Dataset listings of figures:
----

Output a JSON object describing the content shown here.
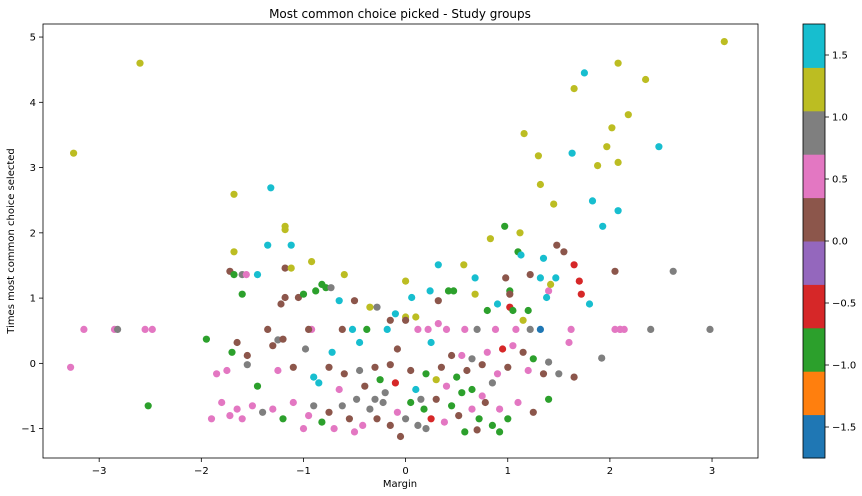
{
  "chart_data": {
    "type": "scatter",
    "title": "Most common choice picked - Study groups",
    "xlabel": "Margin",
    "ylabel": "Times most common choice selected",
    "xlim": [
      -3.55,
      3.45
    ],
    "ylim": [
      -1.45,
      5.2
    ],
    "xticks": [
      "−3",
      "−2",
      "−1",
      "0",
      "1",
      "2",
      "3"
    ],
    "xtick_values": [
      -3,
      -2,
      -1,
      0,
      1,
      2,
      3
    ],
    "yticks": [
      "−1",
      "0",
      "1",
      "2",
      "3",
      "4",
      "5"
    ],
    "ytick_values": [
      -1,
      0,
      1,
      2,
      3,
      4,
      5
    ],
    "grid": false,
    "colormap": "tab10",
    "colorbar": {
      "range": [
        -1.75,
        1.75
      ],
      "ticks": [
        "−1.5",
        "−1.0",
        "−0.5",
        "0.0",
        "0.5",
        "1.0",
        "1.5"
      ],
      "tick_values": [
        -1.5,
        -1.0,
        -0.5,
        0.0,
        0.5,
        1.0,
        1.5
      ],
      "colors": [
        "#1f77b4",
        "#ff7f0e",
        "#2ca02c",
        "#d62728",
        "#9467bd",
        "#8c564b",
        "#e377c2",
        "#7f7f7f",
        "#bcbd22",
        "#17becf"
      ]
    },
    "points": [
      {
        "x": 3.12,
        "y": 4.93,
        "c": 1.2
      },
      {
        "x": -2.6,
        "y": 4.6,
        "c": 1.2
      },
      {
        "x": 2.08,
        "y": 4.6,
        "c": 1.2
      },
      {
        "x": 1.75,
        "y": 4.45,
        "c": 1.6
      },
      {
        "x": 2.35,
        "y": 4.35,
        "c": 1.2
      },
      {
        "x": 1.65,
        "y": 4.21,
        "c": 1.2
      },
      {
        "x": 2.18,
        "y": 3.81,
        "c": 1.2
      },
      {
        "x": 2.02,
        "y": 3.61,
        "c": 1.2
      },
      {
        "x": 1.16,
        "y": 3.52,
        "c": 1.2
      },
      {
        "x": 1.97,
        "y": 3.32,
        "c": 1.2
      },
      {
        "x": 2.48,
        "y": 3.32,
        "c": 1.6
      },
      {
        "x": -3.25,
        "y": 3.22,
        "c": 1.2
      },
      {
        "x": 1.63,
        "y": 3.22,
        "c": 1.6
      },
      {
        "x": 1.3,
        "y": 3.18,
        "c": 1.2
      },
      {
        "x": 2.08,
        "y": 3.08,
        "c": 1.2
      },
      {
        "x": 1.88,
        "y": 3.03,
        "c": 1.2
      },
      {
        "x": 1.32,
        "y": 2.74,
        "c": 1.2
      },
      {
        "x": -1.32,
        "y": 2.69,
        "c": 1.6
      },
      {
        "x": -1.68,
        "y": 2.59,
        "c": 1.2
      },
      {
        "x": 1.83,
        "y": 2.49,
        "c": 1.6
      },
      {
        "x": 1.45,
        "y": 2.44,
        "c": 1.2
      },
      {
        "x": 2.08,
        "y": 2.34,
        "c": 1.6
      },
      {
        "x": 1.93,
        "y": 2.1,
        "c": 1.6
      },
      {
        "x": -1.18,
        "y": 2.1,
        "c": 1.2
      },
      {
        "x": -1.18,
        "y": 2.05,
        "c": 1.2
      },
      {
        "x": 0.97,
        "y": 2.1,
        "c": -1.0
      },
      {
        "x": 1.12,
        "y": 2.0,
        "c": 1.2
      },
      {
        "x": 0.83,
        "y": 1.91,
        "c": 1.2
      },
      {
        "x": -1.35,
        "y": 1.81,
        "c": 1.6
      },
      {
        "x": -1.12,
        "y": 1.81,
        "c": 1.6
      },
      {
        "x": 1.48,
        "y": 1.81,
        "c": 0.0
      },
      {
        "x": 1.55,
        "y": 1.71,
        "c": 0.0
      },
      {
        "x": -1.68,
        "y": 1.71,
        "c": 1.2
      },
      {
        "x": 1.1,
        "y": 1.71,
        "c": -1.0
      },
      {
        "x": 1.13,
        "y": 1.66,
        "c": 1.6
      },
      {
        "x": -0.92,
        "y": 1.56,
        "c": 1.2
      },
      {
        "x": 1.35,
        "y": 1.61,
        "c": 1.6
      },
      {
        "x": 0.32,
        "y": 1.51,
        "c": 1.6
      },
      {
        "x": 0.57,
        "y": 1.51,
        "c": 1.2
      },
      {
        "x": 1.65,
        "y": 1.51,
        "c": -0.5
      },
      {
        "x": -1.72,
        "y": 1.41,
        "c": 0.0
      },
      {
        "x": -1.18,
        "y": 1.46,
        "c": 0.0
      },
      {
        "x": -1.12,
        "y": 1.46,
        "c": 1.2
      },
      {
        "x": 2.05,
        "y": 1.41,
        "c": 0.0
      },
      {
        "x": 2.62,
        "y": 1.41,
        "c": 0.8
      },
      {
        "x": -1.68,
        "y": 1.36,
        "c": -1.0
      },
      {
        "x": -1.6,
        "y": 1.36,
        "c": 1.0
      },
      {
        "x": -1.56,
        "y": 1.36,
        "c": 0.6
      },
      {
        "x": -1.45,
        "y": 1.36,
        "c": 1.6
      },
      {
        "x": -0.6,
        "y": 1.36,
        "c": 1.2
      },
      {
        "x": 0.68,
        "y": 1.31,
        "c": 1.6
      },
      {
        "x": 0.98,
        "y": 1.31,
        "c": 0.0
      },
      {
        "x": 1.22,
        "y": 1.36,
        "c": 0.0
      },
      {
        "x": 1.32,
        "y": 1.31,
        "c": 1.6
      },
      {
        "x": 1.47,
        "y": 1.31,
        "c": 1.6
      },
      {
        "x": 1.7,
        "y": 1.26,
        "c": -0.5
      },
      {
        "x": 0.0,
        "y": 1.26,
        "c": 1.2
      },
      {
        "x": -0.82,
        "y": 1.21,
        "c": -1.0
      },
      {
        "x": -0.78,
        "y": 1.16,
        "c": -1.0
      },
      {
        "x": -0.73,
        "y": 1.16,
        "c": 1.0
      },
      {
        "x": -0.88,
        "y": 1.11,
        "c": -1.0
      },
      {
        "x": 0.24,
        "y": 1.11,
        "c": 1.6
      },
      {
        "x": 0.42,
        "y": 1.11,
        "c": -1.0
      },
      {
        "x": 0.47,
        "y": 1.11,
        "c": -1.0
      },
      {
        "x": 1.02,
        "y": 1.11,
        "c": -1.0
      },
      {
        "x": 1.4,
        "y": 1.11,
        "c": 0.5
      },
      {
        "x": 1.42,
        "y": 1.21,
        "c": 1.2
      },
      {
        "x": 1.72,
        "y": 1.06,
        "c": -0.5
      },
      {
        "x": -1.6,
        "y": 1.06,
        "c": -1.0
      },
      {
        "x": -1.05,
        "y": 1.01,
        "c": 0.0
      },
      {
        "x": -1.18,
        "y": 1.01,
        "c": 0.0
      },
      {
        "x": -1.0,
        "y": 1.06,
        "c": -1.0
      },
      {
        "x": 0.06,
        "y": 1.01,
        "c": 1.6
      },
      {
        "x": 0.68,
        "y": 1.06,
        "c": 1.2
      },
      {
        "x": 1.02,
        "y": 1.06,
        "c": 0.0
      },
      {
        "x": -0.5,
        "y": 0.96,
        "c": 0.0
      },
      {
        "x": -0.65,
        "y": 0.96,
        "c": 1.6
      },
      {
        "x": 0.32,
        "y": 0.96,
        "c": 0.0
      },
      {
        "x": 1.38,
        "y": 1.01,
        "c": 1.6
      },
      {
        "x": 0.9,
        "y": 0.91,
        "c": 1.6
      },
      {
        "x": -1.22,
        "y": 0.91,
        "c": 0.0
      },
      {
        "x": -0.35,
        "y": 0.86,
        "c": 1.2
      },
      {
        "x": -0.28,
        "y": 0.86,
        "c": 0.8
      },
      {
        "x": 1.02,
        "y": 0.86,
        "c": -0.5
      },
      {
        "x": 1.8,
        "y": 0.91,
        "c": 1.6
      },
      {
        "x": 0.8,
        "y": 0.81,
        "c": -1.0
      },
      {
        "x": 1.05,
        "y": 0.81,
        "c": -1.0
      },
      {
        "x": 1.2,
        "y": 0.81,
        "c": -1.0
      },
      {
        "x": -0.1,
        "y": 0.76,
        "c": 1.6
      },
      {
        "x": 0.0,
        "y": 0.71,
        "c": 1.2
      },
      {
        "x": 0.1,
        "y": 0.71,
        "c": 1.2
      },
      {
        "x": 0.0,
        "y": 0.66,
        "c": 0.0
      },
      {
        "x": -0.15,
        "y": 0.66,
        "c": 0.0
      },
      {
        "x": 1.15,
        "y": 0.66,
        "c": 1.2
      },
      {
        "x": -1.25,
        "y": 0.36,
        "c": 0.8
      },
      {
        "x": 0.32,
        "y": 0.61,
        "c": 0.5
      },
      {
        "x": -3.15,
        "y": 0.52,
        "c": 0.6
      },
      {
        "x": -2.85,
        "y": 0.52,
        "c": 0.6
      },
      {
        "x": -2.82,
        "y": 0.52,
        "c": 0.8
      },
      {
        "x": -2.55,
        "y": 0.52,
        "c": 0.6
      },
      {
        "x": -2.48,
        "y": 0.52,
        "c": 0.6
      },
      {
        "x": -1.35,
        "y": 0.52,
        "c": 0.0
      },
      {
        "x": -0.62,
        "y": 0.52,
        "c": 0.0
      },
      {
        "x": -0.92,
        "y": 0.52,
        "c": 0.6
      },
      {
        "x": -0.95,
        "y": 0.52,
        "c": 0.0
      },
      {
        "x": -0.52,
        "y": 0.52,
        "c": 1.6
      },
      {
        "x": -0.38,
        "y": 0.52,
        "c": -1.0
      },
      {
        "x": -0.18,
        "y": 0.52,
        "c": 1.6
      },
      {
        "x": 0.12,
        "y": 0.52,
        "c": 0.6
      },
      {
        "x": 0.22,
        "y": 0.52,
        "c": 0.6
      },
      {
        "x": 0.4,
        "y": 0.52,
        "c": 0.6
      },
      {
        "x": 0.58,
        "y": 0.52,
        "c": 0.6
      },
      {
        "x": 0.7,
        "y": 0.52,
        "c": 0.8
      },
      {
        "x": 0.88,
        "y": 0.52,
        "c": 0.6
      },
      {
        "x": 1.08,
        "y": 0.52,
        "c": 0.6
      },
      {
        "x": 1.22,
        "y": 0.52,
        "c": 0.8
      },
      {
        "x": 1.32,
        "y": 0.52,
        "c": -1.75
      },
      {
        "x": 1.62,
        "y": 0.52,
        "c": 0.6
      },
      {
        "x": 2.05,
        "y": 0.52,
        "c": 0.6
      },
      {
        "x": 2.1,
        "y": 0.52,
        "c": 0.6
      },
      {
        "x": 2.14,
        "y": 0.52,
        "c": 0.6
      },
      {
        "x": 2.4,
        "y": 0.52,
        "c": 0.8
      },
      {
        "x": 2.98,
        "y": 0.52,
        "c": 0.8
      },
      {
        "x": -1.65,
        "y": 0.32,
        "c": 0.0
      },
      {
        "x": -1.95,
        "y": 0.37,
        "c": -1.0
      },
      {
        "x": -1.7,
        "y": 0.17,
        "c": -1.0
      },
      {
        "x": -1.55,
        "y": 0.12,
        "c": 0.0
      },
      {
        "x": -1.3,
        "y": 0.27,
        "c": 0.0
      },
      {
        "x": -1.2,
        "y": 0.37,
        "c": 0.0
      },
      {
        "x": -0.98,
        "y": 0.22,
        "c": 0.8
      },
      {
        "x": -0.72,
        "y": 0.17,
        "c": 1.6
      },
      {
        "x": -0.45,
        "y": 0.32,
        "c": 1.6
      },
      {
        "x": -0.08,
        "y": 0.22,
        "c": 0.0
      },
      {
        "x": 0.25,
        "y": 0.32,
        "c": 1.6
      },
      {
        "x": 0.45,
        "y": 0.12,
        "c": 0.0
      },
      {
        "x": 0.55,
        "y": 0.12,
        "c": 0.6
      },
      {
        "x": 0.65,
        "y": 0.07,
        "c": 0.8
      },
      {
        "x": 0.8,
        "y": 0.17,
        "c": 0.6
      },
      {
        "x": 0.95,
        "y": 0.22,
        "c": -0.5
      },
      {
        "x": 1.05,
        "y": 0.27,
        "c": 0.6
      },
      {
        "x": 1.15,
        "y": 0.17,
        "c": 0.0
      },
      {
        "x": 1.25,
        "y": 0.07,
        "c": -1.0
      },
      {
        "x": 1.4,
        "y": 0.02,
        "c": 0.8
      },
      {
        "x": 1.6,
        "y": 0.32,
        "c": 0.6
      },
      {
        "x": 1.92,
        "y": 0.08,
        "c": 0.8
      },
      {
        "x": 2.1,
        "y": 0.52,
        "c": 0.6
      },
      {
        "x": -3.28,
        "y": -0.06,
        "c": 0.6
      },
      {
        "x": -1.85,
        "y": -0.16,
        "c": 0.6
      },
      {
        "x": -1.75,
        "y": -0.11,
        "c": 0.6
      },
      {
        "x": -1.55,
        "y": -0.02,
        "c": 0.8
      },
      {
        "x": -1.25,
        "y": -0.11,
        "c": 0.6
      },
      {
        "x": -1.1,
        "y": -0.06,
        "c": 0.0
      },
      {
        "x": -0.9,
        "y": -0.21,
        "c": 1.6
      },
      {
        "x": -0.75,
        "y": -0.06,
        "c": 0.0
      },
      {
        "x": -0.6,
        "y": -0.16,
        "c": 0.0
      },
      {
        "x": -0.45,
        "y": -0.11,
        "c": 0.8
      },
      {
        "x": -0.3,
        "y": -0.06,
        "c": 0.0
      },
      {
        "x": -0.15,
        "y": -0.02,
        "c": 0.0
      },
      {
        "x": 0.05,
        "y": -0.11,
        "c": 0.0
      },
      {
        "x": 0.2,
        "y": -0.16,
        "c": -1.0
      },
      {
        "x": 0.35,
        "y": -0.06,
        "c": 0.0
      },
      {
        "x": 0.5,
        "y": -0.21,
        "c": -1.0
      },
      {
        "x": 0.6,
        "y": -0.11,
        "c": 0.0
      },
      {
        "x": 0.75,
        "y": -0.02,
        "c": 0.0
      },
      {
        "x": 0.9,
        "y": -0.16,
        "c": 0.6
      },
      {
        "x": 1.0,
        "y": -0.06,
        "c": 0.0
      },
      {
        "x": 1.2,
        "y": -0.11,
        "c": 0.6
      },
      {
        "x": 1.35,
        "y": -0.16,
        "c": 0.0
      },
      {
        "x": 1.5,
        "y": -0.16,
        "c": 0.8
      },
      {
        "x": 1.65,
        "y": -0.21,
        "c": 0.0
      },
      {
        "x": -2.52,
        "y": -0.65,
        "c": -0.75
      },
      {
        "x": -1.9,
        "y": -0.85,
        "c": 0.6
      },
      {
        "x": -1.8,
        "y": -0.6,
        "c": 0.6
      },
      {
        "x": -1.72,
        "y": -0.8,
        "c": 0.6
      },
      {
        "x": -1.65,
        "y": -0.7,
        "c": 0.6
      },
      {
        "x": -1.6,
        "y": -0.85,
        "c": 0.6
      },
      {
        "x": -1.5,
        "y": -0.65,
        "c": 0.6
      },
      {
        "x": -1.4,
        "y": -0.75,
        "c": 1.0
      },
      {
        "x": -1.3,
        "y": -0.7,
        "c": 0.6
      },
      {
        "x": -1.2,
        "y": -0.85,
        "c": -0.75
      },
      {
        "x": -1.1,
        "y": -0.6,
        "c": 0.6
      },
      {
        "x": -1.0,
        "y": -1.0,
        "c": 0.6
      },
      {
        "x": -0.95,
        "y": -0.8,
        "c": 0.6
      },
      {
        "x": -0.9,
        "y": -0.65,
        "c": 0.8
      },
      {
        "x": -0.82,
        "y": -0.9,
        "c": -1.0
      },
      {
        "x": -0.75,
        "y": -0.75,
        "c": 0.0
      },
      {
        "x": -0.7,
        "y": -1.0,
        "c": 0.6
      },
      {
        "x": -0.62,
        "y": -0.65,
        "c": 0.8
      },
      {
        "x": -0.55,
        "y": -0.85,
        "c": 0.0
      },
      {
        "x": -0.48,
        "y": -0.55,
        "c": 0.8
      },
      {
        "x": -0.42,
        "y": -0.95,
        "c": 0.6
      },
      {
        "x": -0.35,
        "y": -0.7,
        "c": 1.0
      },
      {
        "x": -0.28,
        "y": -0.85,
        "c": 0.0
      },
      {
        "x": -0.22,
        "y": -0.6,
        "c": 0.8
      },
      {
        "x": -0.15,
        "y": -0.95,
        "c": 0.0
      },
      {
        "x": -0.08,
        "y": -0.75,
        "c": 0.6
      },
      {
        "x": 0.0,
        "y": -0.85,
        "c": 1.0
      },
      {
        "x": 0.05,
        "y": -0.6,
        "c": -1.0
      },
      {
        "x": 0.12,
        "y": -0.95,
        "c": 0.8
      },
      {
        "x": 0.18,
        "y": -0.7,
        "c": -1.0
      },
      {
        "x": 0.25,
        "y": -0.85,
        "c": -0.5
      },
      {
        "x": 0.3,
        "y": -0.55,
        "c": 0.0
      },
      {
        "x": 0.38,
        "y": -0.9,
        "c": 0.6
      },
      {
        "x": 0.45,
        "y": -0.65,
        "c": -1.0
      },
      {
        "x": 0.52,
        "y": -0.8,
        "c": 0.0
      },
      {
        "x": 0.58,
        "y": -1.05,
        "c": -1.0
      },
      {
        "x": 0.65,
        "y": -0.7,
        "c": 0.6
      },
      {
        "x": 0.72,
        "y": -0.85,
        "c": -1.0
      },
      {
        "x": 0.78,
        "y": -0.6,
        "c": 0.0
      },
      {
        "x": 0.85,
        "y": -0.95,
        "c": -1.0
      },
      {
        "x": 0.92,
        "y": -0.7,
        "c": 0.6
      },
      {
        "x": 1.0,
        "y": -0.85,
        "c": -1.0
      },
      {
        "x": 1.1,
        "y": -0.6,
        "c": 0.6
      },
      {
        "x": 1.25,
        "y": -0.75,
        "c": 0.0
      },
      {
        "x": -0.05,
        "y": -1.12,
        "c": 0.0
      },
      {
        "x": 0.2,
        "y": -1.0,
        "c": 0.8
      },
      {
        "x": -0.5,
        "y": -1.05,
        "c": 0.6
      },
      {
        "x": 0.7,
        "y": -1.02,
        "c": 0.0
      },
      {
        "x": 0.92,
        "y": -1.05,
        "c": -1.0
      },
      {
        "x": -0.2,
        "y": -0.45,
        "c": 1.0
      },
      {
        "x": 0.1,
        "y": -0.4,
        "c": 1.6
      },
      {
        "x": -0.4,
        "y": -0.35,
        "c": 0.0
      },
      {
        "x": 0.4,
        "y": -0.35,
        "c": 0.6
      },
      {
        "x": 0.65,
        "y": -0.4,
        "c": -1.0
      },
      {
        "x": -0.65,
        "y": -0.4,
        "c": 0.6
      },
      {
        "x": 0.85,
        "y": -0.3,
        "c": 0.8
      },
      {
        "x": -0.85,
        "y": -0.3,
        "c": 1.6
      },
      {
        "x": 0.55,
        "y": -0.45,
        "c": -0.75
      },
      {
        "x": -0.25,
        "y": -0.25,
        "c": -1.0
      },
      {
        "x": 0.3,
        "y": -0.25,
        "c": 1.2
      },
      {
        "x": 1.4,
        "y": -0.55,
        "c": -1.0
      },
      {
        "x": -1.45,
        "y": -0.35,
        "c": -1.0
      },
      {
        "x": -0.1,
        "y": -0.3,
        "c": -0.5
      },
      {
        "x": 0.15,
        "y": -0.55,
        "c": 0.8
      },
      {
        "x": -0.3,
        "y": -0.55,
        "c": 1.0
      },
      {
        "x": 0.75,
        "y": -0.5,
        "c": 0.6
      }
    ]
  }
}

----

**DESCRIPTION OF THE TASK**
Each line above that includes "choice" should be shown.

**EXERCISE ANSWER**
    "title": "Most common choice picked - Study groups",
    "ylabel": "Times most common choice selected",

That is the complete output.